**Instructions to follow**
Report how many lines contain "displayed", with no other words.

##### Entries #####

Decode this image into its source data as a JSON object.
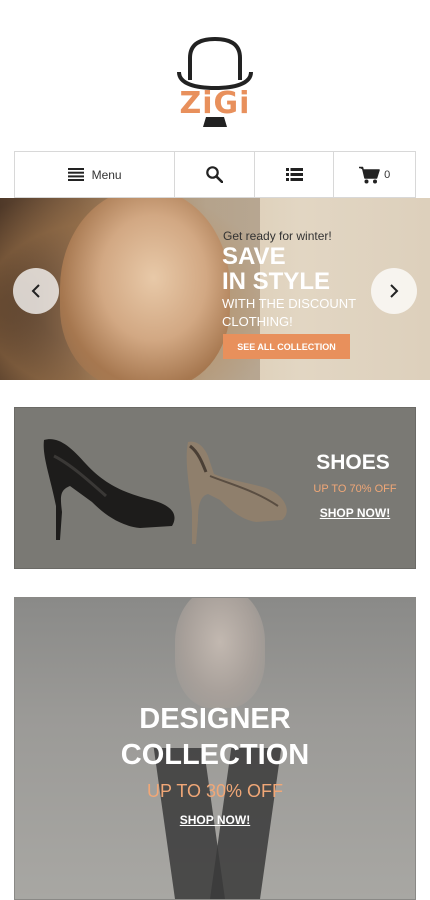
{
  "brand": {
    "name": "ZiGi",
    "accent": "#e8905c"
  },
  "nav": {
    "menu_label": "Menu",
    "cart_count": "0",
    "icons": [
      "hamburger-icon",
      "search-icon",
      "list-icon",
      "cart-icon"
    ]
  },
  "slider": {
    "kicker": "Get ready for winter!",
    "title_line1": "SAVE",
    "title_line2": "IN STYLE",
    "subtitle_line1": "WITH THE DISCOUNT",
    "subtitle_line2": "CLOTHING!",
    "button_label": "SEE ALL COLLECTION"
  },
  "shoes_banner": {
    "title": "SHOES",
    "subtitle": "UP TO 70% OFF",
    "link_label": "SHOP NOW!"
  },
  "designer_banner": {
    "title_line1": "DESIGNER",
    "title_line2": "COLLECTION",
    "subtitle": "UP TO 30% OFF",
    "link_label": "SHOP NOW!"
  }
}
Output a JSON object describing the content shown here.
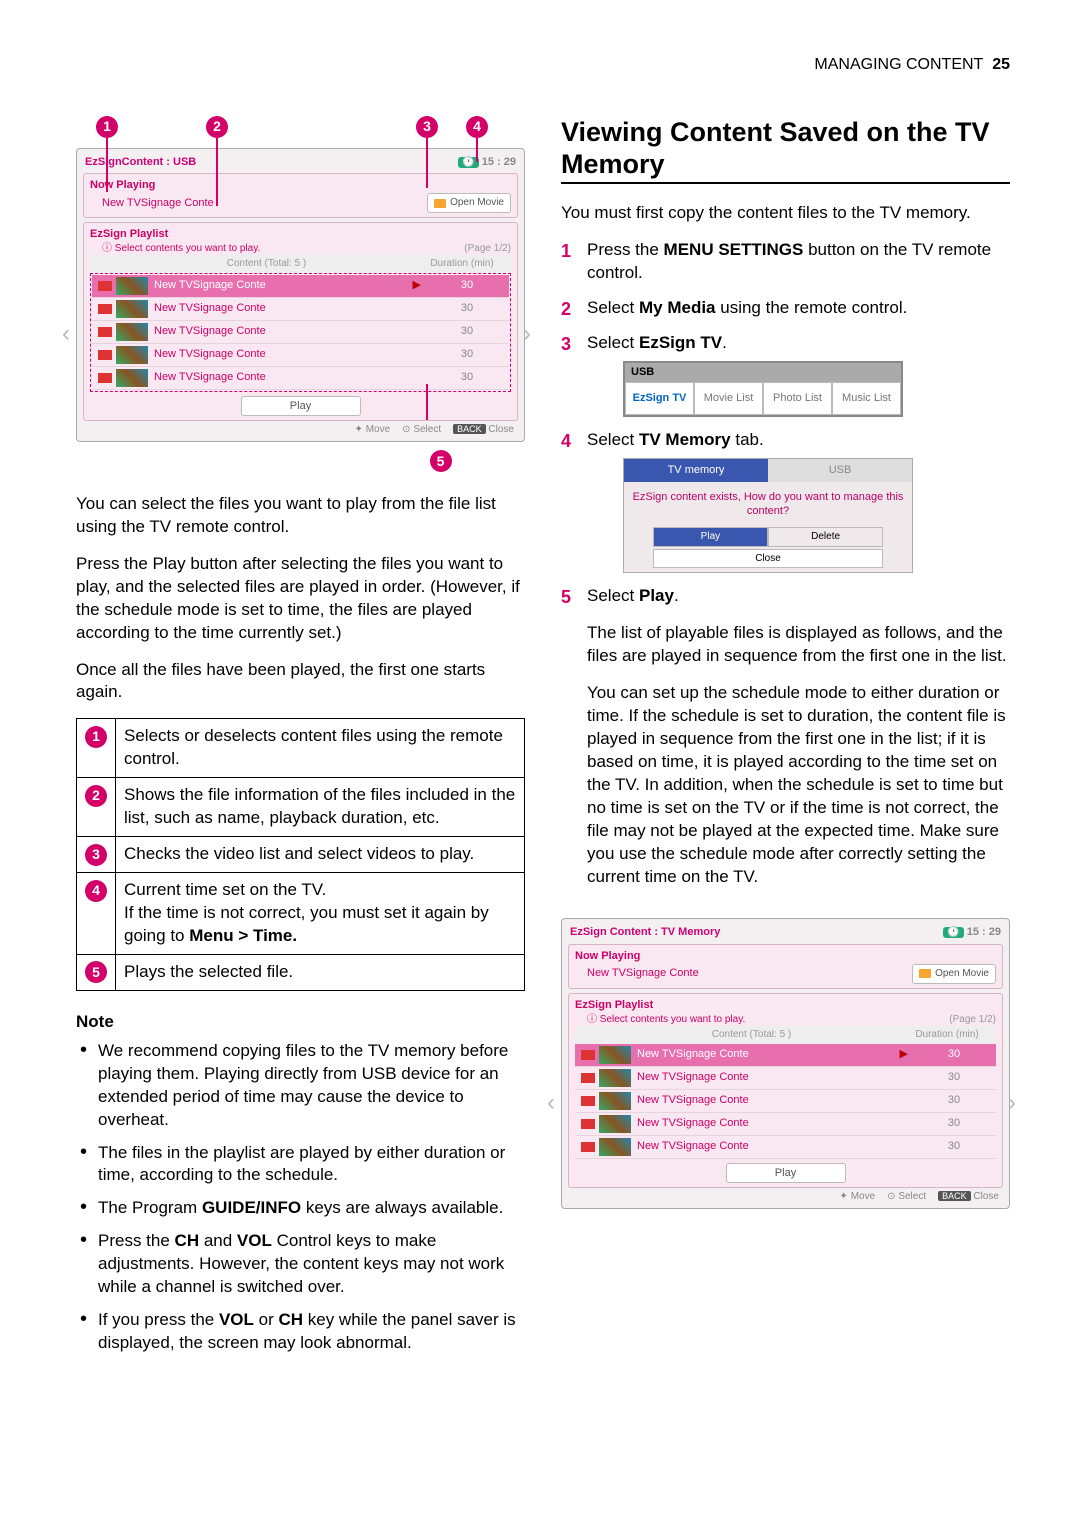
{
  "header": {
    "section": "MANAGING CONTENT",
    "page": "25"
  },
  "ui1": {
    "title_prefix": "EzSign",
    "title_mid": "Content : ",
    "title_suffix": "USB",
    "clock": "15 : 29",
    "now_playing_label": "Now Playing",
    "now_playing_content": "New TVSignage Conte",
    "open_movie": "Open Movie",
    "playlist_label": "EzSign Playlist",
    "hint": "Select contents you want to play.",
    "page_info": "(Page 1/2)",
    "col_content": "Content (Total: 5 )",
    "col_duration": "Duration (min)",
    "rows": [
      {
        "name": "New TVSignage Conte",
        "dur": "30",
        "playing": true
      },
      {
        "name": "New TVSignage Conte",
        "dur": "30",
        "playing": false
      },
      {
        "name": "New TVSignage Conte",
        "dur": "30",
        "playing": false
      },
      {
        "name": "New TVSignage Conte",
        "dur": "30",
        "playing": false
      },
      {
        "name": "New TVSignage Conte",
        "dur": "30",
        "playing": false
      }
    ],
    "play_btn": "Play",
    "footer_move": "Move",
    "footer_select": "Select",
    "footer_back": "BACK",
    "footer_close": "Close"
  },
  "callouts": {
    "c1": "1",
    "c2": "2",
    "c3": "3",
    "c4": "4",
    "c5": "5"
  },
  "left": {
    "p1": "You can select the files you want to play from the file list using the TV remote control.",
    "p2": "Press the Play button after selecting the files you want to play, and the selected files are played in order. (However, if the schedule mode is set to time, the files are played according to the time currently set.)",
    "p3": "Once all the files have been played, the first one starts again.",
    "legend": {
      "r1": "Selects or deselects content files using the remote control.",
      "r2": "Shows the file information of the files included in the list, such as name, playback duration, etc.",
      "r3": "Checks the video list and select videos to play.",
      "r4a": "Current time set on the TV.",
      "r4b": "If the time is not correct, you must set it again by going to ",
      "r4c": "Menu > Time.",
      "r5": "Plays the selected file."
    },
    "note_h": "Note",
    "notes": {
      "n1": "We recommend copying files to the TV memory before playing them. Playing directly from USB device for an extended period of time may cause the device to overheat.",
      "n2": "The files in the playlist are played by either duration or time, according to the schedule.",
      "n3a": "The Program ",
      "n3b": "GUIDE/INFO",
      "n3c": " keys are always available.",
      "n4a": "Press the ",
      "n4b": "CH",
      "n4c": " and ",
      "n4d": "VOL",
      "n4e": " Control keys to make adjustments. However, the content keys may not work while a channel is switched over.",
      "n5a": "If you press the ",
      "n5b": "VOL",
      "n5c": " or ",
      "n5d": "CH",
      "n5e": " key while the panel saver is displayed, the screen may look abnormal."
    }
  },
  "right": {
    "h2": "Viewing Content Saved on the TV Memory",
    "intro": "You must first copy the content files to the TV memory.",
    "s1a": "Press the ",
    "s1b": "MENU SETTINGS",
    "s1c": " button on the TV remote control.",
    "s2a": "Select ",
    "s2b": "My Media",
    "s2c": " using the remote control.",
    "s3a": "Select ",
    "s3b": "EzSign TV",
    "s3c": ".",
    "media": {
      "hdr": "USB",
      "t1": "EzSign TV",
      "t2": "Movie List",
      "t3": "Photo List",
      "t4": "Music List"
    },
    "s4a": "Select ",
    "s4b": "TV Memory",
    "s4c": " tab.",
    "tvmem": {
      "tab1": "TV memory",
      "tab2": "USB",
      "msg": "EzSign content exists, How do you want to manage this content?",
      "play": "Play",
      "delete": "Delete",
      "close": "Close"
    },
    "s5a": "Select ",
    "s5b": "Play",
    "s5c": ".",
    "p_after5": "The list of playable files is displayed as follows, and the files are played in sequence from the first one in the list.",
    "p_long": "You can set up the schedule mode to either duration or time. If the schedule is set to duration, the content file is played in sequence from the first one in the list; if it is based on time, it is played according to the time set on the TV. In addition, when the schedule is set to time but no time is set on the TV or if the time is not correct, the file may not be played at the expected time. Make sure you use the schedule mode after correctly setting the current time on the TV."
  },
  "ui2": {
    "title": "EzSign Content : TV Memory",
    "clock": "15 : 29"
  }
}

#####

**Written response**
2